**Source material**:
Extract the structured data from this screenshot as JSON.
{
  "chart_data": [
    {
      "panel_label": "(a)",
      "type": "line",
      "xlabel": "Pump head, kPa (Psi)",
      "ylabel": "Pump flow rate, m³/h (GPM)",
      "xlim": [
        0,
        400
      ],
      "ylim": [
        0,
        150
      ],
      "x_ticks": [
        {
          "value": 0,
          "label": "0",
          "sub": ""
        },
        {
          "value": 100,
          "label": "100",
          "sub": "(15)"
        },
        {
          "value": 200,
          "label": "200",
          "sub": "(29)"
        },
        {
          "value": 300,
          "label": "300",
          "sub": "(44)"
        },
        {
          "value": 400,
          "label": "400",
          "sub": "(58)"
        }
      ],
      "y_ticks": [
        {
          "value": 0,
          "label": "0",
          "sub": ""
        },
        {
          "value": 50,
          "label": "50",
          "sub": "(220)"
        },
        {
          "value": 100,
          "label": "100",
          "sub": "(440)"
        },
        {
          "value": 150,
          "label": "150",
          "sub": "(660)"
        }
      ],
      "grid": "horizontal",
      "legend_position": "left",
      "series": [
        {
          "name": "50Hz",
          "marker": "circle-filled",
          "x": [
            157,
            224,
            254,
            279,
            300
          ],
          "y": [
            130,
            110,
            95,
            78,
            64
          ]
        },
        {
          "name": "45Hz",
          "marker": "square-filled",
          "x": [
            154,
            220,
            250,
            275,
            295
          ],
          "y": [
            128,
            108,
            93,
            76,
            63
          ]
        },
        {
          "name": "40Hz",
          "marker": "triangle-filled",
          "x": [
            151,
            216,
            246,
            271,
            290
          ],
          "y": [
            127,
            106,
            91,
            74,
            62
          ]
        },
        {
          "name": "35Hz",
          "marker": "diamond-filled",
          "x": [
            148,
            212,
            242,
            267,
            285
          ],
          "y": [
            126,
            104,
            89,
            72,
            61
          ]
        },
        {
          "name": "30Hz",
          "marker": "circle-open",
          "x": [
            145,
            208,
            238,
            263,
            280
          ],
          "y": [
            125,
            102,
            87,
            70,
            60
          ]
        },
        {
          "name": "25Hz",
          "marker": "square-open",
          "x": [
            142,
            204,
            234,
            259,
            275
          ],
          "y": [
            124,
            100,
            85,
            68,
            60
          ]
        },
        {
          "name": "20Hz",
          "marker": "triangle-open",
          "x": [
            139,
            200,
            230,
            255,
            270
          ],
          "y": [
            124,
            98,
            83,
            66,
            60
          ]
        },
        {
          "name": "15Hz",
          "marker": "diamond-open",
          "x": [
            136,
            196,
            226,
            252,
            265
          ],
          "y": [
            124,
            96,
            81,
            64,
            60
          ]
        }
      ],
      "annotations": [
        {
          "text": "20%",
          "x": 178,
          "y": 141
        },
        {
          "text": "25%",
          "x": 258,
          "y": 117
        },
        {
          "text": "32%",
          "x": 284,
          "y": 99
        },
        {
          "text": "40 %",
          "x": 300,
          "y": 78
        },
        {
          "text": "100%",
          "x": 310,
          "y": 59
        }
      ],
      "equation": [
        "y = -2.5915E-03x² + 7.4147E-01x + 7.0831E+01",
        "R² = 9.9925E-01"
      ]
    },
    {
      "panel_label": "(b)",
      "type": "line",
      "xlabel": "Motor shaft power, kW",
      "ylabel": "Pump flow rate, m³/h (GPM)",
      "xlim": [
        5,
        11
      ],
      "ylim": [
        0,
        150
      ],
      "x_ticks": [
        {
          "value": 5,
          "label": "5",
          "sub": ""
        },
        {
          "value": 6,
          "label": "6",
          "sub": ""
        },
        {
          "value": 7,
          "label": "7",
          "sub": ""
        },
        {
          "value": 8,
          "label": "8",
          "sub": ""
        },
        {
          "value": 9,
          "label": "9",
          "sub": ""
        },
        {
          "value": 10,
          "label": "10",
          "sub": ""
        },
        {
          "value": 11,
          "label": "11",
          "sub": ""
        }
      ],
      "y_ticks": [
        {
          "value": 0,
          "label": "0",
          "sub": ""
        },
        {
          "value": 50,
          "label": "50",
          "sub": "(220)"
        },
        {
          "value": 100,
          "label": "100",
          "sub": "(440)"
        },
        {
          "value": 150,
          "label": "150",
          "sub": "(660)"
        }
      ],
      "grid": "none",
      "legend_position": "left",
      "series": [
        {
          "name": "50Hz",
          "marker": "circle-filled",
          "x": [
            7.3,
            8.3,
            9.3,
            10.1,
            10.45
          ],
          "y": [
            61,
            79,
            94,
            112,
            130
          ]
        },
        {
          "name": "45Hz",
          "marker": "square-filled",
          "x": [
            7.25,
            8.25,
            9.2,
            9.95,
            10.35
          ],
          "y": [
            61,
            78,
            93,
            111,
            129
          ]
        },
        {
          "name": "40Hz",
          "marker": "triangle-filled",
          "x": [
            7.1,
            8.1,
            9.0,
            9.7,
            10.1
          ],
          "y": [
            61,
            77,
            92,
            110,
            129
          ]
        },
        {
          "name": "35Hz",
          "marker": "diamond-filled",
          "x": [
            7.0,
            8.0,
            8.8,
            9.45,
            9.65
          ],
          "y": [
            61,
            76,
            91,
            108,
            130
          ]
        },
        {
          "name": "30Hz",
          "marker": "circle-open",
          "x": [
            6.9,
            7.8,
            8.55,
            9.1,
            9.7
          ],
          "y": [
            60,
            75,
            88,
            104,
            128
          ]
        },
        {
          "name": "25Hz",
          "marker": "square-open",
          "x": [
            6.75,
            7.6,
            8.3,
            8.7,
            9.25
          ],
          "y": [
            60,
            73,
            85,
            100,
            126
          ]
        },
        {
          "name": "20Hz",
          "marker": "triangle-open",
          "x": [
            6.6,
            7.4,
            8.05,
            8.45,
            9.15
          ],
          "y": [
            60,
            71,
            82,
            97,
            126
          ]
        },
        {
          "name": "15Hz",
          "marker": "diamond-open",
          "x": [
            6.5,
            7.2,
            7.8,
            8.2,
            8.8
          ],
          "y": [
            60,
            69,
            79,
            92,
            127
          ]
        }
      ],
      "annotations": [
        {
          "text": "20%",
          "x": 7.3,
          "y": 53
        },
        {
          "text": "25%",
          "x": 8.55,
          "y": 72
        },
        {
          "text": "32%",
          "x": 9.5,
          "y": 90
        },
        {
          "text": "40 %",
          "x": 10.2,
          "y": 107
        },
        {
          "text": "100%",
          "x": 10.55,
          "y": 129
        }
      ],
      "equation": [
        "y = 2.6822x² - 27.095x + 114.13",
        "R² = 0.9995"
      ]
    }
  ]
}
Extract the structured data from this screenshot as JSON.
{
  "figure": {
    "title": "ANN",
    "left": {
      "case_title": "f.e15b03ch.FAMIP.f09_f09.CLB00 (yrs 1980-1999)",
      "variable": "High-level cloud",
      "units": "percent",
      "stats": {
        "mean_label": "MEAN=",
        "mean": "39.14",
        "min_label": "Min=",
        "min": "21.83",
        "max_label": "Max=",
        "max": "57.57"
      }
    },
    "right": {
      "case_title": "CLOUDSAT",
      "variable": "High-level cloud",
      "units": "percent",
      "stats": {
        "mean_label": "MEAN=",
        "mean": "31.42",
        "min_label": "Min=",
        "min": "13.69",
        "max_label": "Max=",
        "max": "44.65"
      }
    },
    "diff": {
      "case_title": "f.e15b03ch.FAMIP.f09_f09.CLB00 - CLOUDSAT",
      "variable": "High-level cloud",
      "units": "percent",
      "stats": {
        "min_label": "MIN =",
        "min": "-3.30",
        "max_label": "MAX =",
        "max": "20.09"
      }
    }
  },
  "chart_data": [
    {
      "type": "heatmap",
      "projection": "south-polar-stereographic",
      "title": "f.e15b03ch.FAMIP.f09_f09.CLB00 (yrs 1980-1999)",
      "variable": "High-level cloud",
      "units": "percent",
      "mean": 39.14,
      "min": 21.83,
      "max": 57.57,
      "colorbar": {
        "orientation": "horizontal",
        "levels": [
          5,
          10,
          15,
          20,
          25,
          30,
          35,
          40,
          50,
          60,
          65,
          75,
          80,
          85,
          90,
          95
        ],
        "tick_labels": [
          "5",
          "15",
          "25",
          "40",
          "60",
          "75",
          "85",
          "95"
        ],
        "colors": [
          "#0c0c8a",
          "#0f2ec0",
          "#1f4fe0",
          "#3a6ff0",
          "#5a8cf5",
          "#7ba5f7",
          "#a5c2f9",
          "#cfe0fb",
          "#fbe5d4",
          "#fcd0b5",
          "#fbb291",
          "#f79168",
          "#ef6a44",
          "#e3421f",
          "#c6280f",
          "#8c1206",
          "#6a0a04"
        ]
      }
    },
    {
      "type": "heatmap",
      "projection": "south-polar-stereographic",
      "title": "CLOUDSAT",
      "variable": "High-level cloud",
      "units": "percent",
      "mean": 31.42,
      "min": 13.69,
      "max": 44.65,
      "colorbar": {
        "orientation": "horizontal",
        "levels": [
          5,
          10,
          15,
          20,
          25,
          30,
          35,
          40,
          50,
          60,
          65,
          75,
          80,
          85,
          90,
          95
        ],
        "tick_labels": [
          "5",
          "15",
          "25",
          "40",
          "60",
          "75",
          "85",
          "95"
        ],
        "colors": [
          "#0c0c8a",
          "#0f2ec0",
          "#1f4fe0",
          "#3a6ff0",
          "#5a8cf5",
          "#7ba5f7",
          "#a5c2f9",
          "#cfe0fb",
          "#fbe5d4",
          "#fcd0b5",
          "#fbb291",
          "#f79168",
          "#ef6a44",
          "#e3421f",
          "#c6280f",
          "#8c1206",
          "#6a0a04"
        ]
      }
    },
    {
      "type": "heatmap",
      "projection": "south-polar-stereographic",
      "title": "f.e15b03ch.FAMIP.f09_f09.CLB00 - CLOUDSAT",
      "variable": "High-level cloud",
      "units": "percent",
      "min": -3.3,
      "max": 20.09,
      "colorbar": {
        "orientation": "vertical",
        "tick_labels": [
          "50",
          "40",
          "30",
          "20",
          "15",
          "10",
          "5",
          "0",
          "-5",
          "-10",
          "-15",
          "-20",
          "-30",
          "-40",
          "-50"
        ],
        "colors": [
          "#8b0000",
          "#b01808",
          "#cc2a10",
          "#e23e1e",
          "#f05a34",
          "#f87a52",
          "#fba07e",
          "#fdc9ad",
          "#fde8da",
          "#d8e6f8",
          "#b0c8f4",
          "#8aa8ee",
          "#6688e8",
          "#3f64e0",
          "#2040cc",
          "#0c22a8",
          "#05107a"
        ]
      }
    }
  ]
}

**Problem to solve**:
Show every line in the entries where the string "CLOUDSAT" occurs.

**Full answer**:
      "case_title": "CLOUDSAT",
      "case_title": "f.e15b03ch.FAMIP.f09_f09.CLB00 - CLOUDSAT",
      "title": "CLOUDSAT",
      "title": "f.e15b03ch.FAMIP.f09_f09.CLB00 - CLOUDSAT",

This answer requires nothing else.